Select, from the data, each line where "that" occurs.

### [Data to process]
::::

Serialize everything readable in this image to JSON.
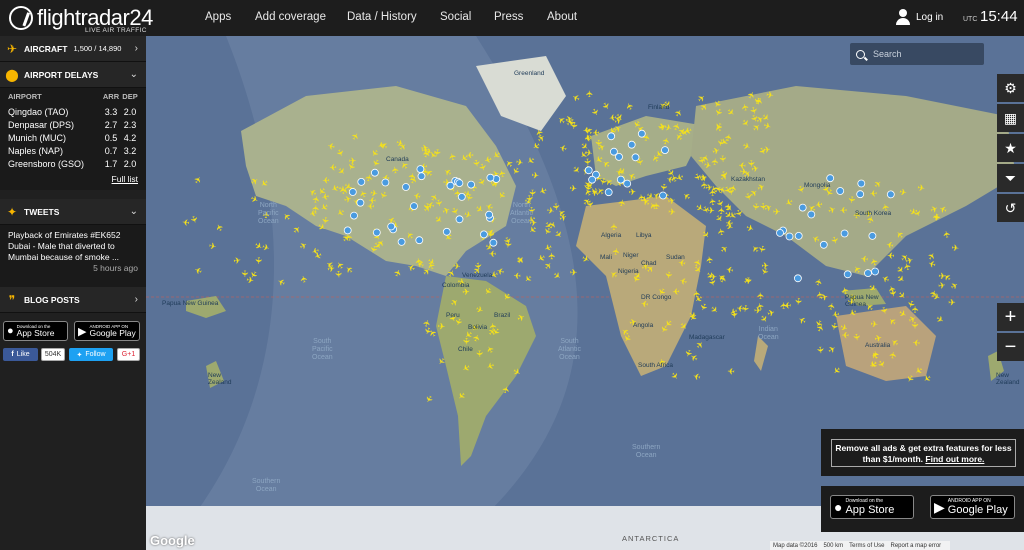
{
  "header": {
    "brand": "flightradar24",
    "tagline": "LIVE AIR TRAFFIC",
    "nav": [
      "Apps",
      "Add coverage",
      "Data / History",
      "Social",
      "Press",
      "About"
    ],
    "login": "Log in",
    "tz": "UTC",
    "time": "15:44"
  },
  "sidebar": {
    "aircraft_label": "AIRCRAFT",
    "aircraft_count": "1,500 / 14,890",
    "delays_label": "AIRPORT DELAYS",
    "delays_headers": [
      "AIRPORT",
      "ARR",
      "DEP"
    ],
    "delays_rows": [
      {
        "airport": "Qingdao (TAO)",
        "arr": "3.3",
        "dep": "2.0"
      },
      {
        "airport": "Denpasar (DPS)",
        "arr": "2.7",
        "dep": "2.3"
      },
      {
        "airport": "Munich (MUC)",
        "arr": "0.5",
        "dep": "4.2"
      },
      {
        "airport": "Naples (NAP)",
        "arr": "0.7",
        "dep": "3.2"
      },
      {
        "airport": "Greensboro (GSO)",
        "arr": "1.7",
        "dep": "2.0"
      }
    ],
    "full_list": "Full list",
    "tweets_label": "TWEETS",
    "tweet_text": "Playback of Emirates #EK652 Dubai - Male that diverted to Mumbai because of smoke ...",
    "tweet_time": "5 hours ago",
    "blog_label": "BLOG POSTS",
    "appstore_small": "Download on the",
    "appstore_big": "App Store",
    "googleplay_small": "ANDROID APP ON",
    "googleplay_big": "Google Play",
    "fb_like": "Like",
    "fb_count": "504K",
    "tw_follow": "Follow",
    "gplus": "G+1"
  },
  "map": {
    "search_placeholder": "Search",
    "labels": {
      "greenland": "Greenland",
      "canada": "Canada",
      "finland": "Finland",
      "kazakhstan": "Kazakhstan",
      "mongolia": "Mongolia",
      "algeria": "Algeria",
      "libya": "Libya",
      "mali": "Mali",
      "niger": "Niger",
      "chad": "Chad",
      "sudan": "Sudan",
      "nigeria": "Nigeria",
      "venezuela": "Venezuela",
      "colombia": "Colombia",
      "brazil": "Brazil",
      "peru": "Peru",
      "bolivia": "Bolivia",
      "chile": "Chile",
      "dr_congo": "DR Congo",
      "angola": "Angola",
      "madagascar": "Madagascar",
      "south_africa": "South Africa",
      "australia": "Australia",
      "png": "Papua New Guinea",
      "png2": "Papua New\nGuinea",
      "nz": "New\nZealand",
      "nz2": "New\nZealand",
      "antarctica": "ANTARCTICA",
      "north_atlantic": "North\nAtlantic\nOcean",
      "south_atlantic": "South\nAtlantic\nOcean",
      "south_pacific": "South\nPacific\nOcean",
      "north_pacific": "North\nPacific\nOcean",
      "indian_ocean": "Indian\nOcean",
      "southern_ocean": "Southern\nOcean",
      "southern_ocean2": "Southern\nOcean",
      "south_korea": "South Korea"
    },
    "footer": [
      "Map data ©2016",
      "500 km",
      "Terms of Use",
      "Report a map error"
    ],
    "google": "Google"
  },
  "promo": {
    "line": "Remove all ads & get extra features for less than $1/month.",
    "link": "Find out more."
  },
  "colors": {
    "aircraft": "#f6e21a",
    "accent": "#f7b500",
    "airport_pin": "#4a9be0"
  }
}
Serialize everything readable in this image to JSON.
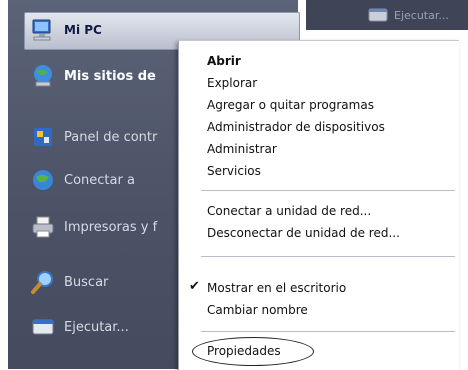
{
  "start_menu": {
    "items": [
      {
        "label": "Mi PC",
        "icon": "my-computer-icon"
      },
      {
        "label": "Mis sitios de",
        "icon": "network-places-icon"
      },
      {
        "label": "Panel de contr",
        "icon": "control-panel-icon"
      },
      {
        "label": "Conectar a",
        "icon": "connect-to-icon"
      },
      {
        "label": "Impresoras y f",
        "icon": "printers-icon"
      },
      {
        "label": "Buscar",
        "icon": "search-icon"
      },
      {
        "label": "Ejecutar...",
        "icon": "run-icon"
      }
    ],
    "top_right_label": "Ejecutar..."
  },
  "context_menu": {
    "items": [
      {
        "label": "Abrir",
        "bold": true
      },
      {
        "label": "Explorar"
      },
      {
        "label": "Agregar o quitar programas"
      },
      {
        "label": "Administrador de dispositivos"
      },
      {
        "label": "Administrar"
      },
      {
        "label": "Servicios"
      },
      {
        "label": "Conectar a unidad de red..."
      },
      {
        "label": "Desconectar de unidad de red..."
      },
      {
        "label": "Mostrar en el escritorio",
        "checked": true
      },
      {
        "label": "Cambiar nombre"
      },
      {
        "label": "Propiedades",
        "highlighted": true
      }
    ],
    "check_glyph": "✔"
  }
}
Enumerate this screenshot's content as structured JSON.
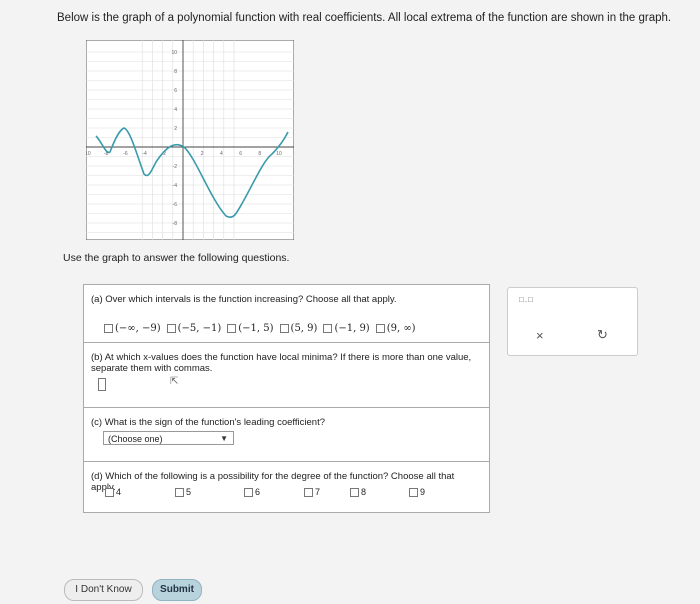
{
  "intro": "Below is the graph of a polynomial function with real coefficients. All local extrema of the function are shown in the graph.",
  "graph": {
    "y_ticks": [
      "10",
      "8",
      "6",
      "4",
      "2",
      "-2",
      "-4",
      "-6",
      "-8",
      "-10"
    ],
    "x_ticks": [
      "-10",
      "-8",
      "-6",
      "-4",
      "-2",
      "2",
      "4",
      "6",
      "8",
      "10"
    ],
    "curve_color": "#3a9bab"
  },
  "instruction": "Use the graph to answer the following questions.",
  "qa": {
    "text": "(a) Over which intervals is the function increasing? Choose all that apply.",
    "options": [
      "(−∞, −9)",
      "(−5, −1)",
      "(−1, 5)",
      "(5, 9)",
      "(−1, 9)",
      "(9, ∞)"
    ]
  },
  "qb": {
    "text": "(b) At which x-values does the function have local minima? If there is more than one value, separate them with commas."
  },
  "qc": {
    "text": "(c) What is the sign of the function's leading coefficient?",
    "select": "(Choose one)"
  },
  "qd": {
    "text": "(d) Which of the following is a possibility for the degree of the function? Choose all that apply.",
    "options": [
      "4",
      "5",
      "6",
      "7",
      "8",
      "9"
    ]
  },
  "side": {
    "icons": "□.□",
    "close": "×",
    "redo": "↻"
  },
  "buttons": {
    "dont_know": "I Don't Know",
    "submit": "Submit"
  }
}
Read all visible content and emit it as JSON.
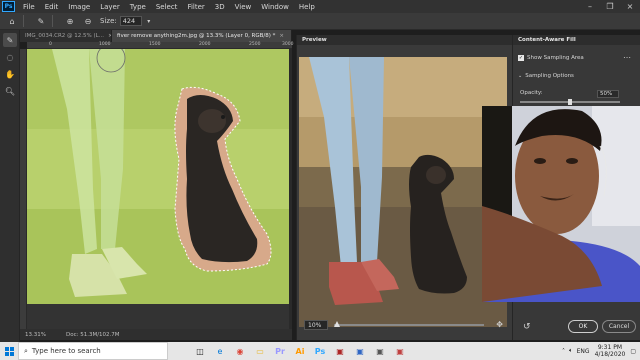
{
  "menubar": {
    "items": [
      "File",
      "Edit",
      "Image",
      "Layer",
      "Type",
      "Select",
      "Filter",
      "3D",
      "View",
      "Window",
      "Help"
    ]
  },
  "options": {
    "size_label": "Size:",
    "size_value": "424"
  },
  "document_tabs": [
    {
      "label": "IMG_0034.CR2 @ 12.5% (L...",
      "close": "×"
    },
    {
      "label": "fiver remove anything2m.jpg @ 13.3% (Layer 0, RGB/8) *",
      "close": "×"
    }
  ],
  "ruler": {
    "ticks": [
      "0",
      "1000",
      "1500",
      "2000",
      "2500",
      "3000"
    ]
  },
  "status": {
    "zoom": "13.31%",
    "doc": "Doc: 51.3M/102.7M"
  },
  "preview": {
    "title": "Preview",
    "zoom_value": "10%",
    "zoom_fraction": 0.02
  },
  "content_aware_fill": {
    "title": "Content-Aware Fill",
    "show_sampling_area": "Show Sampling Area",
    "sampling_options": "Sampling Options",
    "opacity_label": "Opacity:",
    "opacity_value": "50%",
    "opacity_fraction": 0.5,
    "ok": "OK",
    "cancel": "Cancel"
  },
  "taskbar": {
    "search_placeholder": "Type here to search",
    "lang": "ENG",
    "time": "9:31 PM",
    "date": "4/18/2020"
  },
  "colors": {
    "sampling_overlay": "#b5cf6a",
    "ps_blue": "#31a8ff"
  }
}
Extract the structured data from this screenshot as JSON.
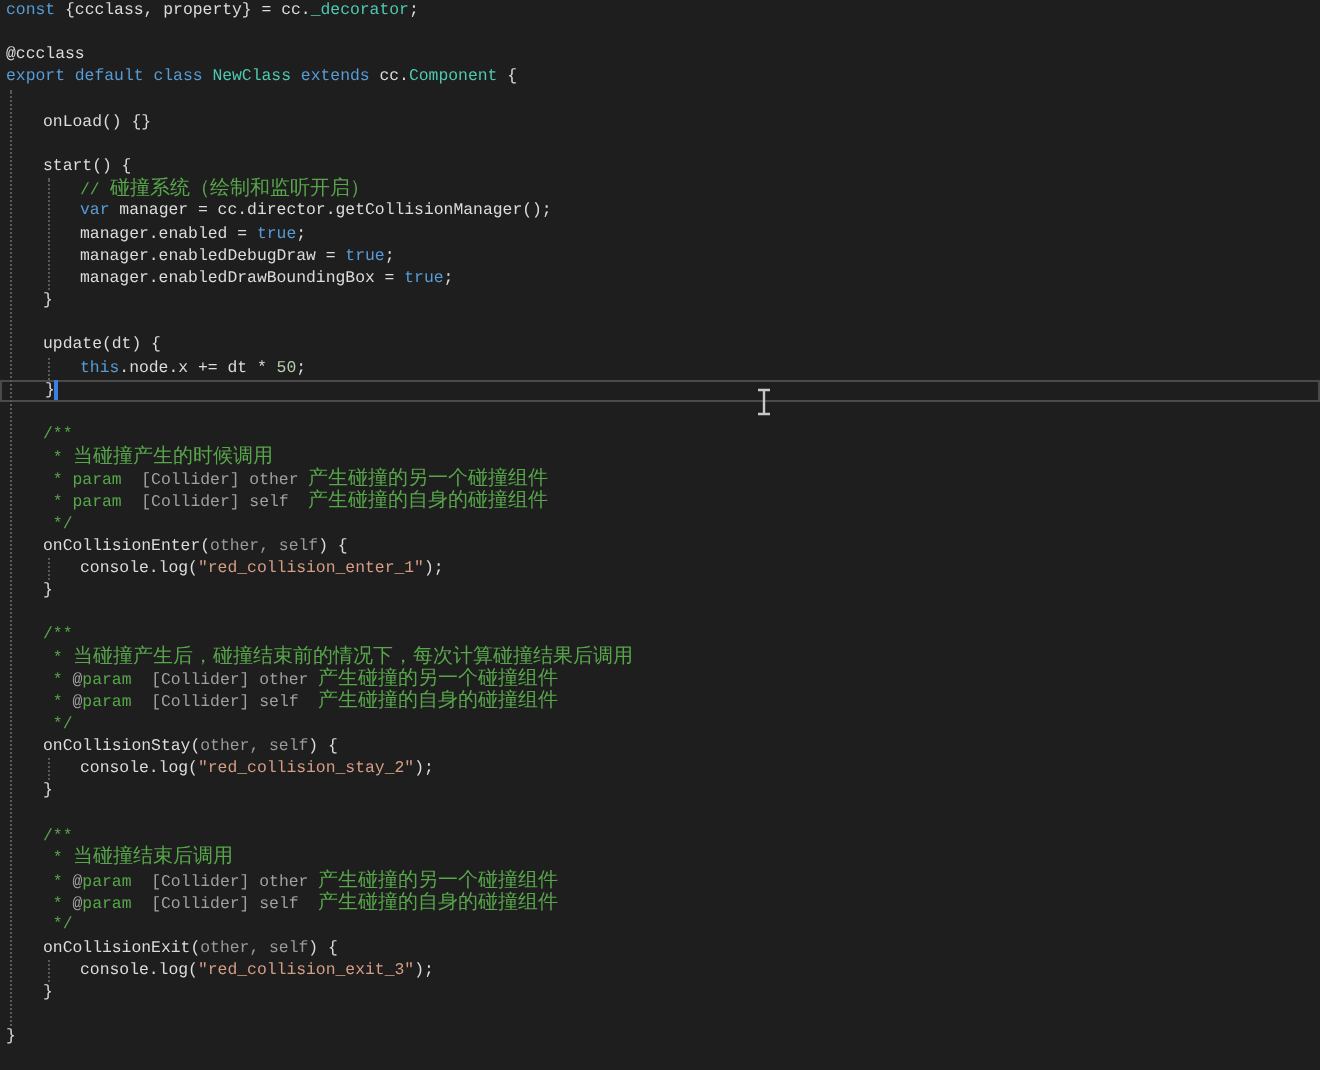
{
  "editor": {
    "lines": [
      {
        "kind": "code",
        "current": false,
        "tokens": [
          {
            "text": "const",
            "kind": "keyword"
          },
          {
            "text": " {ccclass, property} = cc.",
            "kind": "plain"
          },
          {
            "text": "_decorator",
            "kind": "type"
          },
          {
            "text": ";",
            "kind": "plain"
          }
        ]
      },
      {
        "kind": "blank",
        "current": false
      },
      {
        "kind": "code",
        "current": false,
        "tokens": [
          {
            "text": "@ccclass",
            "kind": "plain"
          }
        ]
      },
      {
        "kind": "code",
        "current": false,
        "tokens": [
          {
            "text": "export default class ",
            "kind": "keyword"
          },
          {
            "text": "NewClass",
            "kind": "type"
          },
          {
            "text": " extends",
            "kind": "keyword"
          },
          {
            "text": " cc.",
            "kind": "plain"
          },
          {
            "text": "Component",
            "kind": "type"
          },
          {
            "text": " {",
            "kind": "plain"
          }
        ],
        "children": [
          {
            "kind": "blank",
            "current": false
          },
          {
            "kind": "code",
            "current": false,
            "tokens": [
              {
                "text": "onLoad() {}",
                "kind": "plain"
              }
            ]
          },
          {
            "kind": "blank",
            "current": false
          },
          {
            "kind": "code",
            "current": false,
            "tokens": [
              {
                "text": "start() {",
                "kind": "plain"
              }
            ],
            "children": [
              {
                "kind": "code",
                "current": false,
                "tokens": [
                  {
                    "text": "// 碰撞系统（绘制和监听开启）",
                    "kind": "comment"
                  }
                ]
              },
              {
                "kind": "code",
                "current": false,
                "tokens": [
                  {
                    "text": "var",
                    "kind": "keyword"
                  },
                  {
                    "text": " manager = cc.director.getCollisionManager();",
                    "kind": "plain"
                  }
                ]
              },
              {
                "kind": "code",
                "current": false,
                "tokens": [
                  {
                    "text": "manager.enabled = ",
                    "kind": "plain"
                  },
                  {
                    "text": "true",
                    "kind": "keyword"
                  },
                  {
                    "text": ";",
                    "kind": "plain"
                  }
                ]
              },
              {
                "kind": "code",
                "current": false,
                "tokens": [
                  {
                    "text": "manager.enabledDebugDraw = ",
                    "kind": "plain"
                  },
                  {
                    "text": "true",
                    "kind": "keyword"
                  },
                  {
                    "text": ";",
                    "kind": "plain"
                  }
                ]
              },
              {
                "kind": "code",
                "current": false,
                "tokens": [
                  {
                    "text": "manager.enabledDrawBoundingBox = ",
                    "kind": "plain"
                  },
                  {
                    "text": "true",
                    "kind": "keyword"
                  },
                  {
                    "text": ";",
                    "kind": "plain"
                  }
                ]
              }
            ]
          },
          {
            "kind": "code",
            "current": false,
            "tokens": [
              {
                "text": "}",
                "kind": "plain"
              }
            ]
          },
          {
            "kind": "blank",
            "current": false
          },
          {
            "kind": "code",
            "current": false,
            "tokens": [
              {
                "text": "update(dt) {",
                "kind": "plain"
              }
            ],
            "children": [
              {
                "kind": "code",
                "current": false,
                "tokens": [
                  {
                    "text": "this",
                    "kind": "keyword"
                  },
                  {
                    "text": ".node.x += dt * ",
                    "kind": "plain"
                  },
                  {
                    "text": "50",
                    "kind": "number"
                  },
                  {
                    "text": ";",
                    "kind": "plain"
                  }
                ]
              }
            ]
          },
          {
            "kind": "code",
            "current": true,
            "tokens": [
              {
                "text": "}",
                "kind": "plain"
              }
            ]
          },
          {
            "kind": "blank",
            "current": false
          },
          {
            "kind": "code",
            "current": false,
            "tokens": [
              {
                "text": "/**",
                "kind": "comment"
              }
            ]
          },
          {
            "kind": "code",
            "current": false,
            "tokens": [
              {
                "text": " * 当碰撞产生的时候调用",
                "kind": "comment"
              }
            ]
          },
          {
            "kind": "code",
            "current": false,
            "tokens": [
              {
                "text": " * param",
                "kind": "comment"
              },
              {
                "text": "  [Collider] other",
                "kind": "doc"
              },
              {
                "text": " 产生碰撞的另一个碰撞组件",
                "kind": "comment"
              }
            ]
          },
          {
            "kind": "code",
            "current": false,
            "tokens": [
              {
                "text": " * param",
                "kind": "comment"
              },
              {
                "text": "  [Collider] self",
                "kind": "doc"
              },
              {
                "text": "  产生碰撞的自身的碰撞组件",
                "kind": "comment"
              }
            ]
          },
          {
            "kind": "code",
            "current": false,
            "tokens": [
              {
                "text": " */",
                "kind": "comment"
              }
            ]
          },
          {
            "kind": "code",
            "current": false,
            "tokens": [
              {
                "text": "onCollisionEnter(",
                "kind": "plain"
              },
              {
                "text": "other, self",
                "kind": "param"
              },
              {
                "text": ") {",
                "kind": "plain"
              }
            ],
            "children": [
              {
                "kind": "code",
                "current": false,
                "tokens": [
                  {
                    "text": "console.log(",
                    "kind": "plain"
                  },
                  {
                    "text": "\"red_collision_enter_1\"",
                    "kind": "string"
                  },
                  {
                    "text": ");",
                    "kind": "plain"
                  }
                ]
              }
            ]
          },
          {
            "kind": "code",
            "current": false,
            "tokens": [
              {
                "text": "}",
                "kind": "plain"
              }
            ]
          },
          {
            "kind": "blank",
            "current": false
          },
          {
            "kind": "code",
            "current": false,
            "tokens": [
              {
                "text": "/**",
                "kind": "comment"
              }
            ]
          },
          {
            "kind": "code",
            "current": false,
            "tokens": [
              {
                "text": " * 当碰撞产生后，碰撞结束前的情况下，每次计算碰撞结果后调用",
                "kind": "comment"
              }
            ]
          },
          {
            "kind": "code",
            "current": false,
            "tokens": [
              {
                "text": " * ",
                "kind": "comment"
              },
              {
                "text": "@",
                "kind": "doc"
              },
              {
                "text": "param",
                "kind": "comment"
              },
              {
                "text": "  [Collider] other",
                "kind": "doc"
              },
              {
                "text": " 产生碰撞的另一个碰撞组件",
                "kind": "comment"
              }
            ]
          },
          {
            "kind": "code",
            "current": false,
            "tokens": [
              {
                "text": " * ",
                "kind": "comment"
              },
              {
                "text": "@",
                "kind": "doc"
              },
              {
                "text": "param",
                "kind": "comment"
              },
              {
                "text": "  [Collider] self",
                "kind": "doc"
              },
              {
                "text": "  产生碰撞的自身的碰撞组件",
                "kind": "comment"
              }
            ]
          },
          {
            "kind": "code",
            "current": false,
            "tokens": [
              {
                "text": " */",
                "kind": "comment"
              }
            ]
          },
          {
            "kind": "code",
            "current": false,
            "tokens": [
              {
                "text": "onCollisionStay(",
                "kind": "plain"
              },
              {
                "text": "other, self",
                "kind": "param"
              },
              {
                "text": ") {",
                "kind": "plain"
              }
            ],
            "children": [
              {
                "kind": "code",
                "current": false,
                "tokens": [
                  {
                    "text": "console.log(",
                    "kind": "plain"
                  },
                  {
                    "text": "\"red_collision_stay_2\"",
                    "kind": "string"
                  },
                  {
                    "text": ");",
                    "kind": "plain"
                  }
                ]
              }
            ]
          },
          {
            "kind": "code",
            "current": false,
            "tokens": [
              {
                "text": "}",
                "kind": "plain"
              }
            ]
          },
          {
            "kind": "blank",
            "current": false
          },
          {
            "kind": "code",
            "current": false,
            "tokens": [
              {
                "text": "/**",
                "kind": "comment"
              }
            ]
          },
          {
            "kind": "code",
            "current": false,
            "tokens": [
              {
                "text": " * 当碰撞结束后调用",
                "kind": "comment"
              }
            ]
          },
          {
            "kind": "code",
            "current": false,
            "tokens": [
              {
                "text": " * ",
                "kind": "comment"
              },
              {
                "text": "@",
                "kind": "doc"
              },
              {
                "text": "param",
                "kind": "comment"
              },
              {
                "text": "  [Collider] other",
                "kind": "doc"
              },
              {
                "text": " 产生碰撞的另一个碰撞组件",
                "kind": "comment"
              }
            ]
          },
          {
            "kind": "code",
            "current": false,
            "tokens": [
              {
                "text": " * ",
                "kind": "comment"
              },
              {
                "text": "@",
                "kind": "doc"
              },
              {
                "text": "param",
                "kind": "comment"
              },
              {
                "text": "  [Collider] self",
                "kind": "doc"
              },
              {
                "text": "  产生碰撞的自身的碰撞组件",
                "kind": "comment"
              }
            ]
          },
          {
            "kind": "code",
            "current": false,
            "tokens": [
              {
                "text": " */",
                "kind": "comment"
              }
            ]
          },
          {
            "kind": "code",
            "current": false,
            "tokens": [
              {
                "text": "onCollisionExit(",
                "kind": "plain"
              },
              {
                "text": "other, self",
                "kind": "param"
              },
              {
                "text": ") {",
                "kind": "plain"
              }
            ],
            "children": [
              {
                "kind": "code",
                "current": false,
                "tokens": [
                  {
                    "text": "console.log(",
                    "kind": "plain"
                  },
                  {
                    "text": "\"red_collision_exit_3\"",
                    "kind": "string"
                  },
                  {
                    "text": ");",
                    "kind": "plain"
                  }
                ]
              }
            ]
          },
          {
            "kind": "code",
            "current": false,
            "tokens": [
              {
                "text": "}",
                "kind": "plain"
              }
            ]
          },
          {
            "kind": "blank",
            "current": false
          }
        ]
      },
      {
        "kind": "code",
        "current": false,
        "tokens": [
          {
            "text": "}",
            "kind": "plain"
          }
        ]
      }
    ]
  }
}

::::

### [Task answer]
    "tweet_text": "Playback of Emirates #EK652 Dubai - Male that diverted to Mumbai because of smoke ...",
    "text": "(a) Over which intervals is the function increasing? Choose all that apply.",
    "text": "(d) Which of the following is a possibility for the degree of the function? Choose all that apply.",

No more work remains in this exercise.